## [ENTRIES]

# # # #

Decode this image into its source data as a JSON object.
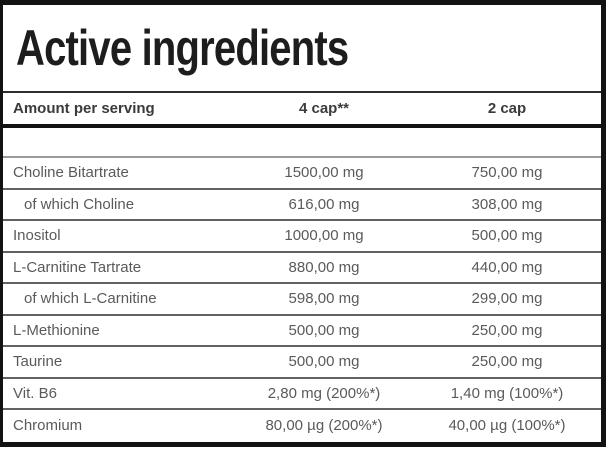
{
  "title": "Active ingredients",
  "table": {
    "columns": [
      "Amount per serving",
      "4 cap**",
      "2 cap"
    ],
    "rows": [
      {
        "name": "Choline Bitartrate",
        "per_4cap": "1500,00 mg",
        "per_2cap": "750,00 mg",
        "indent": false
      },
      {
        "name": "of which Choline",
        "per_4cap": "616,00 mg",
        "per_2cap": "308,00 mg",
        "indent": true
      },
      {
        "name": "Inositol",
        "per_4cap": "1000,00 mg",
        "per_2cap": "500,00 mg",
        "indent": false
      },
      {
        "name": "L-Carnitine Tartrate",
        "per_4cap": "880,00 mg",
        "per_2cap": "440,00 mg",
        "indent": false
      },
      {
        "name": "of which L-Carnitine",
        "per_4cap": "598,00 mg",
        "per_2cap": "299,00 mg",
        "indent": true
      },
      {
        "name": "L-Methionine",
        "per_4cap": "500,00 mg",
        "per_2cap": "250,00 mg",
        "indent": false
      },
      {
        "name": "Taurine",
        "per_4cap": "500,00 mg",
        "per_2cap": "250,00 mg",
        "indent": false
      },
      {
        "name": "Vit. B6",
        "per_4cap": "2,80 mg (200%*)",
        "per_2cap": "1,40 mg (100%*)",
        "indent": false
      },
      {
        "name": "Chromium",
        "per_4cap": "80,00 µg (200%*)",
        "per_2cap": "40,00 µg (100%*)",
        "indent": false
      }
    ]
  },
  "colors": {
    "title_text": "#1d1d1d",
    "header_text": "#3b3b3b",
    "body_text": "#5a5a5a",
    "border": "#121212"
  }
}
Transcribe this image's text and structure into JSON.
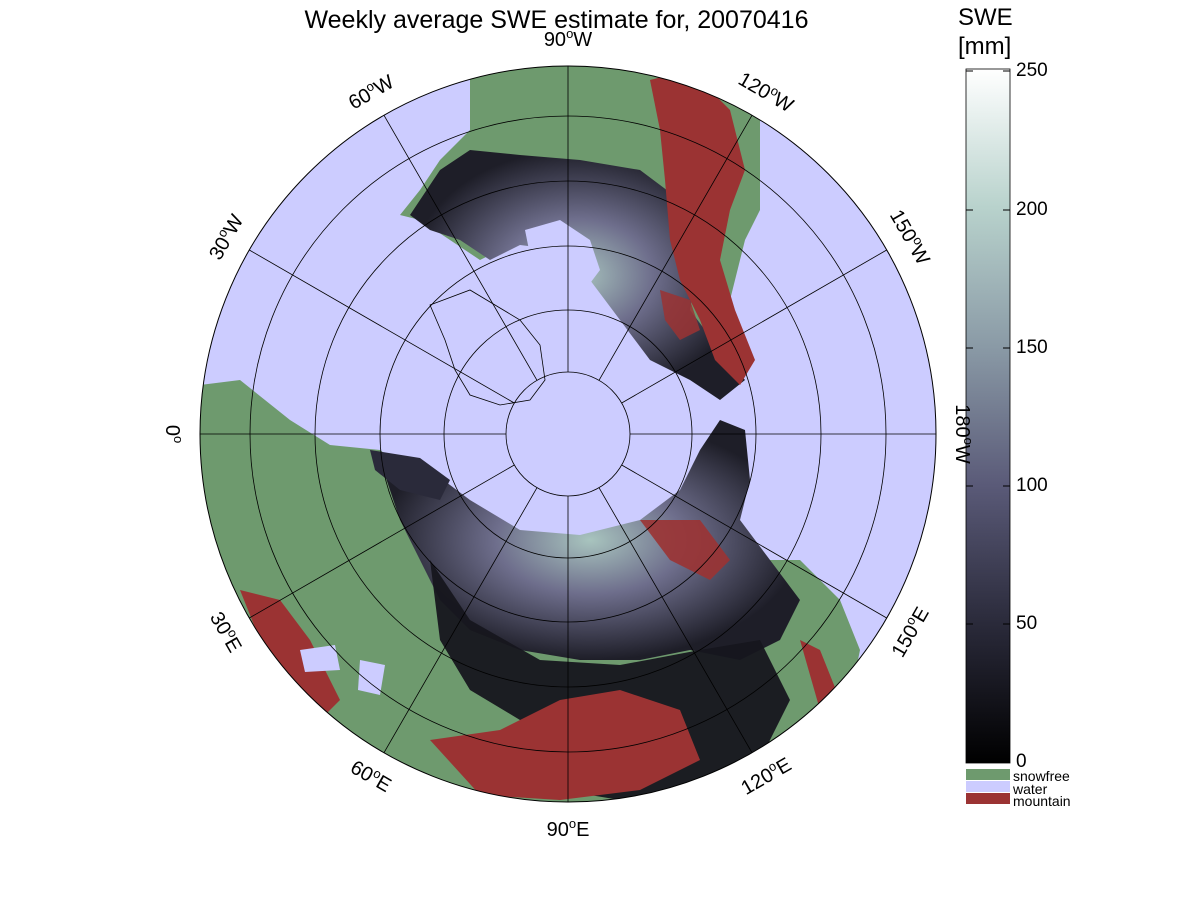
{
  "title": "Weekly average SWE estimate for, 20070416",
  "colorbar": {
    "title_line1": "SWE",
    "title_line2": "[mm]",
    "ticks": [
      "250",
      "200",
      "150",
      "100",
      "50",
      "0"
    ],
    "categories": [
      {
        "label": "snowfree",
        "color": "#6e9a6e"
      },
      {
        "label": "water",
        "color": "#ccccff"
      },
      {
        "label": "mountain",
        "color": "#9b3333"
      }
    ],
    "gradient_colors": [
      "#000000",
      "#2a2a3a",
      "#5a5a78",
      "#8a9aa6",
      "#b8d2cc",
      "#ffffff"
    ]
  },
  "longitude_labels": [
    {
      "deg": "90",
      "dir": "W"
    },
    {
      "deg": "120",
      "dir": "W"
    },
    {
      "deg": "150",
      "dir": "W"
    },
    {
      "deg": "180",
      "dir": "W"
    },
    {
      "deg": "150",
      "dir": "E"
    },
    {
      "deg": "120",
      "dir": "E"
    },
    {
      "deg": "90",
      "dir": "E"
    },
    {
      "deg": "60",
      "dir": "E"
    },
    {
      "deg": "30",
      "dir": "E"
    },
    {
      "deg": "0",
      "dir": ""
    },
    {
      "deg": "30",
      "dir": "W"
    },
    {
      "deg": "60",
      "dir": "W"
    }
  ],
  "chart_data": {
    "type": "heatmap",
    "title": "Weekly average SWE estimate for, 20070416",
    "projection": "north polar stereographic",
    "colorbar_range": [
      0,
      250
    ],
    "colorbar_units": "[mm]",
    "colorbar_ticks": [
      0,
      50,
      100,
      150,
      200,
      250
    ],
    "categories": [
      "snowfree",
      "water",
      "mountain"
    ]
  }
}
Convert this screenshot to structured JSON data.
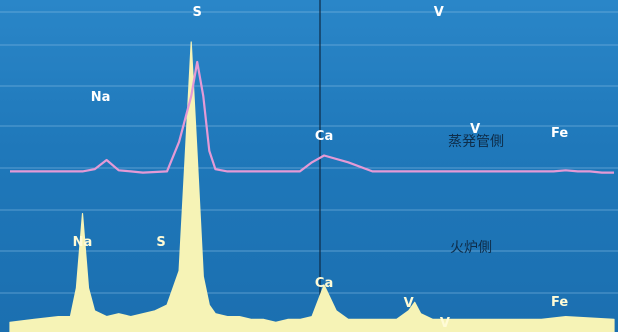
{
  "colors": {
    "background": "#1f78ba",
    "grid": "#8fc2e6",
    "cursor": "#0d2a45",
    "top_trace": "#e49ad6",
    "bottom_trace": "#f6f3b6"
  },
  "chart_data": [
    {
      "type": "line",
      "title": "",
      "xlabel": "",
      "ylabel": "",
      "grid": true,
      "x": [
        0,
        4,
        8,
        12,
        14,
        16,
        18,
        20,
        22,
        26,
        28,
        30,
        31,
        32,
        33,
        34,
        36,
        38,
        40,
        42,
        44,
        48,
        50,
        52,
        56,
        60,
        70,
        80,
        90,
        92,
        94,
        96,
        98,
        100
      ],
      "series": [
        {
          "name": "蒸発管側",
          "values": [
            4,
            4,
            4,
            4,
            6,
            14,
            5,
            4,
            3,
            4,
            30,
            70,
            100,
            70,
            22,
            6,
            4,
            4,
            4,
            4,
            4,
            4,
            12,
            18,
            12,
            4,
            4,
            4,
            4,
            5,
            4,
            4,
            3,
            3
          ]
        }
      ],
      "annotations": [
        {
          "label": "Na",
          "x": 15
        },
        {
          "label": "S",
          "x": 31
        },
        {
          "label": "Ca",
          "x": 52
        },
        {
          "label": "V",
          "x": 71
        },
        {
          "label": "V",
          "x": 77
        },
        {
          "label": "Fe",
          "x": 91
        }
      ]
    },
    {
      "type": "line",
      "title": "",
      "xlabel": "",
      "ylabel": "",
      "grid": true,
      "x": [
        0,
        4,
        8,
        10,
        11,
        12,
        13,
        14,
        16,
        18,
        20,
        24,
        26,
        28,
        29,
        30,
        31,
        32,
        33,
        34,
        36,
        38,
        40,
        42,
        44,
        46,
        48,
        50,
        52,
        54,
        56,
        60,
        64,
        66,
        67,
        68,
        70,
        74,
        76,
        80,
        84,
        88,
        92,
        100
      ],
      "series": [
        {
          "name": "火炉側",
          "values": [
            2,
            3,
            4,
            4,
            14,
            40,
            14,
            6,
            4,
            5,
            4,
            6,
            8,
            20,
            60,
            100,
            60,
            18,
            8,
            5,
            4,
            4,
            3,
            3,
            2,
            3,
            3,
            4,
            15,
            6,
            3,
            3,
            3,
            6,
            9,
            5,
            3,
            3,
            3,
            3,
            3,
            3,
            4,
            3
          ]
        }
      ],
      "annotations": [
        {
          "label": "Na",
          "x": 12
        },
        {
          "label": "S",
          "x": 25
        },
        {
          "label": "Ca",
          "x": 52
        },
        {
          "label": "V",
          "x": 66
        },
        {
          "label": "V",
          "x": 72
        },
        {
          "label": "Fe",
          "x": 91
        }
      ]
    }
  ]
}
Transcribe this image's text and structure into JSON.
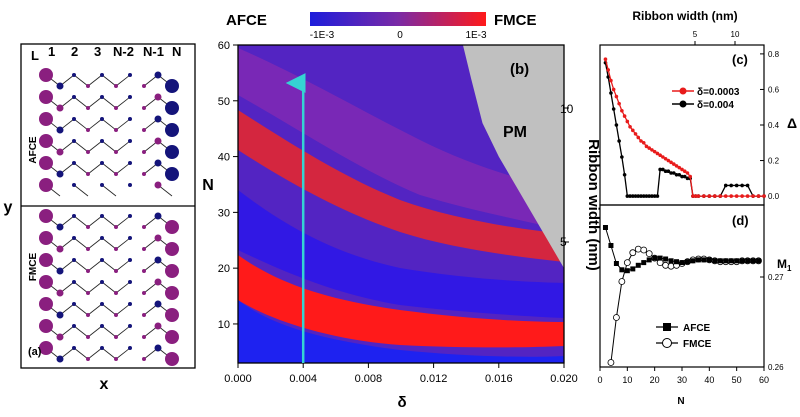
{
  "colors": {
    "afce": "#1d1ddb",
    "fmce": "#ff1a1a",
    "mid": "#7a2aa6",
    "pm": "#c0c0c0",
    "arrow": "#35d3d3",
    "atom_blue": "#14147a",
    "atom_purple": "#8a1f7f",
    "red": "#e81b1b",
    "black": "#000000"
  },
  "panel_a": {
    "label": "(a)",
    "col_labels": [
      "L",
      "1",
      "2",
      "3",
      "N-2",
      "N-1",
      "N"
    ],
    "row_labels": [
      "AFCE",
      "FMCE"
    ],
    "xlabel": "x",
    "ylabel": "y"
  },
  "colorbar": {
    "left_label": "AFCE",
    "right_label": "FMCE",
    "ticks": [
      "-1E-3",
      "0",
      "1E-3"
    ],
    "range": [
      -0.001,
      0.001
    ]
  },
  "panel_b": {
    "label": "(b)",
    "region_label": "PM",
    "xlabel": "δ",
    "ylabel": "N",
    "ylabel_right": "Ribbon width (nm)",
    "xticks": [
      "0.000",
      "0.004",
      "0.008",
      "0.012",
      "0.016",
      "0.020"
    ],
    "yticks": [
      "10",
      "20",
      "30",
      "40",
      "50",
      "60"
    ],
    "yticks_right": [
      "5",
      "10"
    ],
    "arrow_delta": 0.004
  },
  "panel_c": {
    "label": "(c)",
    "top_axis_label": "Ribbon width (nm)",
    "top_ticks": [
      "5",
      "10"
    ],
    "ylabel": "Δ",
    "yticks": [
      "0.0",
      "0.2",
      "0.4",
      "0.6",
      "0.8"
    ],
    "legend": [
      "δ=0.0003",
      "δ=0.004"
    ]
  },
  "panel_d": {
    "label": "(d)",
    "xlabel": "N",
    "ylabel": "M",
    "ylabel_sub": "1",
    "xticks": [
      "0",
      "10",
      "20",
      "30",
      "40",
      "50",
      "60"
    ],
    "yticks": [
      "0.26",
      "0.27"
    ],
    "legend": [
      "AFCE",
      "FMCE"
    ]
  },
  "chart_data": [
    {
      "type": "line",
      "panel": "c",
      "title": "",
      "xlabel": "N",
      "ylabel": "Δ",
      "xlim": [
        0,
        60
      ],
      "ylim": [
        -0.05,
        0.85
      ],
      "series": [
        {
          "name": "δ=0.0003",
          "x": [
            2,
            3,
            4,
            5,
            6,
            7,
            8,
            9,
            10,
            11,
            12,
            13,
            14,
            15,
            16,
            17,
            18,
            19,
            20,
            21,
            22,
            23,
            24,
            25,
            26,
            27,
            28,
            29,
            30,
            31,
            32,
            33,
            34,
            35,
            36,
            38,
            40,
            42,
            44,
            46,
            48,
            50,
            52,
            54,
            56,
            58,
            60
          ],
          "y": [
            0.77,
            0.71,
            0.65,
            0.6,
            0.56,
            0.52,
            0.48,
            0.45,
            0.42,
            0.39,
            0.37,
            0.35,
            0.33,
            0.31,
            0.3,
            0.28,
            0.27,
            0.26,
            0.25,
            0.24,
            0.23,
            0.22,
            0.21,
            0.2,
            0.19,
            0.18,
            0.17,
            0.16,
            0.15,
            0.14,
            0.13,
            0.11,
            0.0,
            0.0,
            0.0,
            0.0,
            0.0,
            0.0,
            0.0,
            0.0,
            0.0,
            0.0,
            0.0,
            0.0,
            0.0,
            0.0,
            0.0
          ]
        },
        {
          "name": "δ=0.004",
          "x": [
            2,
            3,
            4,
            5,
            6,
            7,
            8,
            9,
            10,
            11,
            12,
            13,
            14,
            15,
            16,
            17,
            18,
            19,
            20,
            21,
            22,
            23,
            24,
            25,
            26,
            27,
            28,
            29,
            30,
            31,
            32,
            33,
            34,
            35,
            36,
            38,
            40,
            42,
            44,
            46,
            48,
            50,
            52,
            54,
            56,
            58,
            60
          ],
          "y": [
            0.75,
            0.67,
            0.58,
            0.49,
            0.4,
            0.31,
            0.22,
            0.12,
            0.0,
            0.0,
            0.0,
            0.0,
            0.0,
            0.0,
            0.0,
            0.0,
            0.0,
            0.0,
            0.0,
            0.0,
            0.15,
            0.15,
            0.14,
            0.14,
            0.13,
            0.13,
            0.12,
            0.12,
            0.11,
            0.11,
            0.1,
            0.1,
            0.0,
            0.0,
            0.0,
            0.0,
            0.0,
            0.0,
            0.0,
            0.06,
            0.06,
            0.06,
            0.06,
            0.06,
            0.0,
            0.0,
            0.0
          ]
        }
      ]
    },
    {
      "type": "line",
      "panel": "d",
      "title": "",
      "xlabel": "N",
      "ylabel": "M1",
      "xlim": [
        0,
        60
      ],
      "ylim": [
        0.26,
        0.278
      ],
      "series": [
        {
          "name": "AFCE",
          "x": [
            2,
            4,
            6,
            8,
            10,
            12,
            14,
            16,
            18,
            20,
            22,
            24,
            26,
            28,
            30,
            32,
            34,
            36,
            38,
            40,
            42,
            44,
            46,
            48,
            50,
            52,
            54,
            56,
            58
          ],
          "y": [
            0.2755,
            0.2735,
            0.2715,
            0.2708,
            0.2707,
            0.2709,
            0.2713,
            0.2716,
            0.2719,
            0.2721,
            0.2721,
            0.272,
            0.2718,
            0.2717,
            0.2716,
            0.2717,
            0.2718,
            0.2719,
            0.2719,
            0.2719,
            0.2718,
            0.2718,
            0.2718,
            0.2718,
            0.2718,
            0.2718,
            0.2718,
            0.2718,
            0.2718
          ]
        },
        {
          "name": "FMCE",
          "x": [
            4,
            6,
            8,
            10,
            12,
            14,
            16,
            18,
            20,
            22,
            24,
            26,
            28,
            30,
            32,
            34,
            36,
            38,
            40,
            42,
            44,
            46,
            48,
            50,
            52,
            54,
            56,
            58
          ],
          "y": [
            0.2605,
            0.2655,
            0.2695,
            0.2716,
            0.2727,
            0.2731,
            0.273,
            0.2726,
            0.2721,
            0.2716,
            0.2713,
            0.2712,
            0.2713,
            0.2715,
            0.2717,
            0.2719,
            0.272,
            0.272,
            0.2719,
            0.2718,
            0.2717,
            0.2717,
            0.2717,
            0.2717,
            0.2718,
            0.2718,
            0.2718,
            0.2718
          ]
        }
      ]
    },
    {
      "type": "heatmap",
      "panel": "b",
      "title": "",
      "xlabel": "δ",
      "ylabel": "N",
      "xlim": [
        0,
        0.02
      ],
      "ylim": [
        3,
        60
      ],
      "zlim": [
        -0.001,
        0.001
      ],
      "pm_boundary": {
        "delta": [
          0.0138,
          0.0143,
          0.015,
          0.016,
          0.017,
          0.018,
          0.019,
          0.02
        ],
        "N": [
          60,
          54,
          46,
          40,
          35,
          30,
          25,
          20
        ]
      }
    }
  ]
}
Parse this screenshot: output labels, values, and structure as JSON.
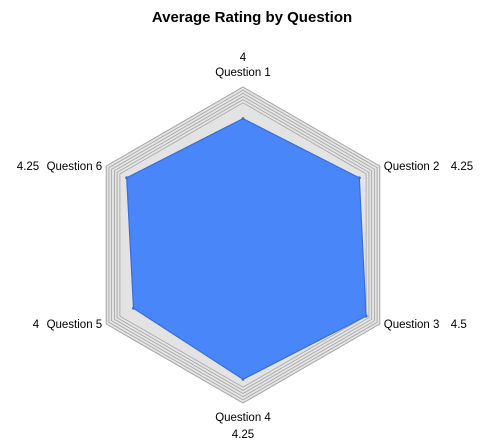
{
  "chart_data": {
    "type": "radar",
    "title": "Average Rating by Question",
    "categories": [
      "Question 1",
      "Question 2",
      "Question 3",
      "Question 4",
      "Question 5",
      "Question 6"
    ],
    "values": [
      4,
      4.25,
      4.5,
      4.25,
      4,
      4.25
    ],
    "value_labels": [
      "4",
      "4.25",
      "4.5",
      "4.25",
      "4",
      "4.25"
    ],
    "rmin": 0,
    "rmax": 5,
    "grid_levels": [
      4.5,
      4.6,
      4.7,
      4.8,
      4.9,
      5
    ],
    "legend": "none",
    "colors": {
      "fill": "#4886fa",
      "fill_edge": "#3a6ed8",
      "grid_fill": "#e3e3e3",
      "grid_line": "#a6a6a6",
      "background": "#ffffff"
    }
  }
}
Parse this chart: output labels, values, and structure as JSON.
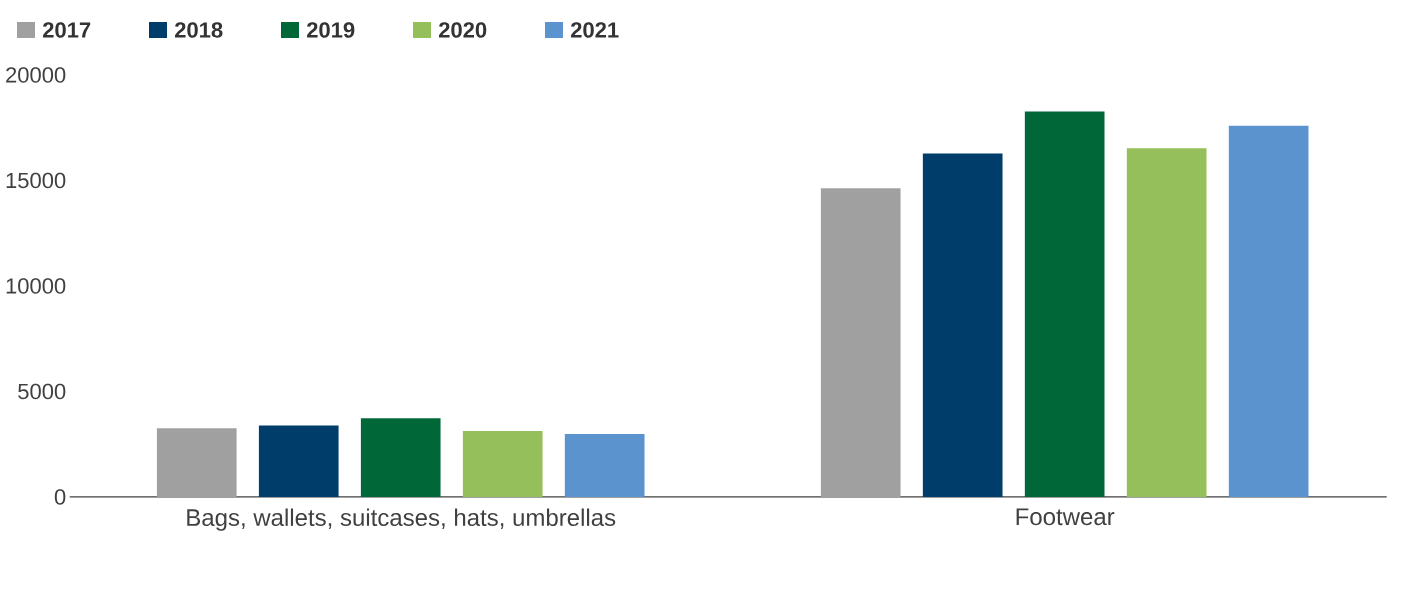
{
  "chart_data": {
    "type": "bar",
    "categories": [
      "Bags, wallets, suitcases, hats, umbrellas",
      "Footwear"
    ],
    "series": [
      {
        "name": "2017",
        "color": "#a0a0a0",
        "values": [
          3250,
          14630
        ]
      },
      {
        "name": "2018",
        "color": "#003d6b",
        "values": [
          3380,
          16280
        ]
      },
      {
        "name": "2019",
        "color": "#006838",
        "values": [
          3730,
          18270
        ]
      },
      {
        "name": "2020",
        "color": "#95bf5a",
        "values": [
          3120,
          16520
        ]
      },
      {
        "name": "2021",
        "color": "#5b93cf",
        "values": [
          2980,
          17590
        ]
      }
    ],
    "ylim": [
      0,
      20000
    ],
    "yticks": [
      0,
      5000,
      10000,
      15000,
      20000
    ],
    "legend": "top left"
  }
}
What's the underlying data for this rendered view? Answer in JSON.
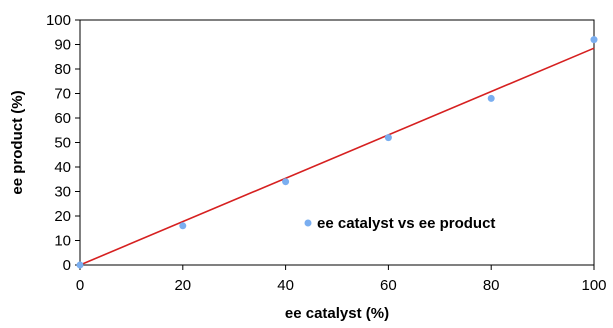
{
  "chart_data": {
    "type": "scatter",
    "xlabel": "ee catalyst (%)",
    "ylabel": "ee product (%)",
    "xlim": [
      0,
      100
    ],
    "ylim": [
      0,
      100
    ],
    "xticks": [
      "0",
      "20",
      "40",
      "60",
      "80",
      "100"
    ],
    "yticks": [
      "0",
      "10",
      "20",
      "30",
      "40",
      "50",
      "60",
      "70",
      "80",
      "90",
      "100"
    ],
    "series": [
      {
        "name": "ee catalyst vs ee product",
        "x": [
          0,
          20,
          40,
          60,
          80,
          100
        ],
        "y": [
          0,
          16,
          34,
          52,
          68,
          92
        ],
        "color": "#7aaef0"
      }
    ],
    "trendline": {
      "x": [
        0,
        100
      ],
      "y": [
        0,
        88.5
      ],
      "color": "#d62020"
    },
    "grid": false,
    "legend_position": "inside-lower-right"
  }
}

# # # #

## [WHAT IS REQUIRED]
From the entries above, extract every line where the word "xlabel" appears.

## [TASK RESULT]
      "xlabel": "",
      "xlabel": "",
    "xlabel": "x",
    "xlabel": "δ",
    "xlabel": "N",
      "xlabel": "N",
      "xlabel": "N",
      "xlabel": "δ",
    "xlabel": "ee catalyst (%)",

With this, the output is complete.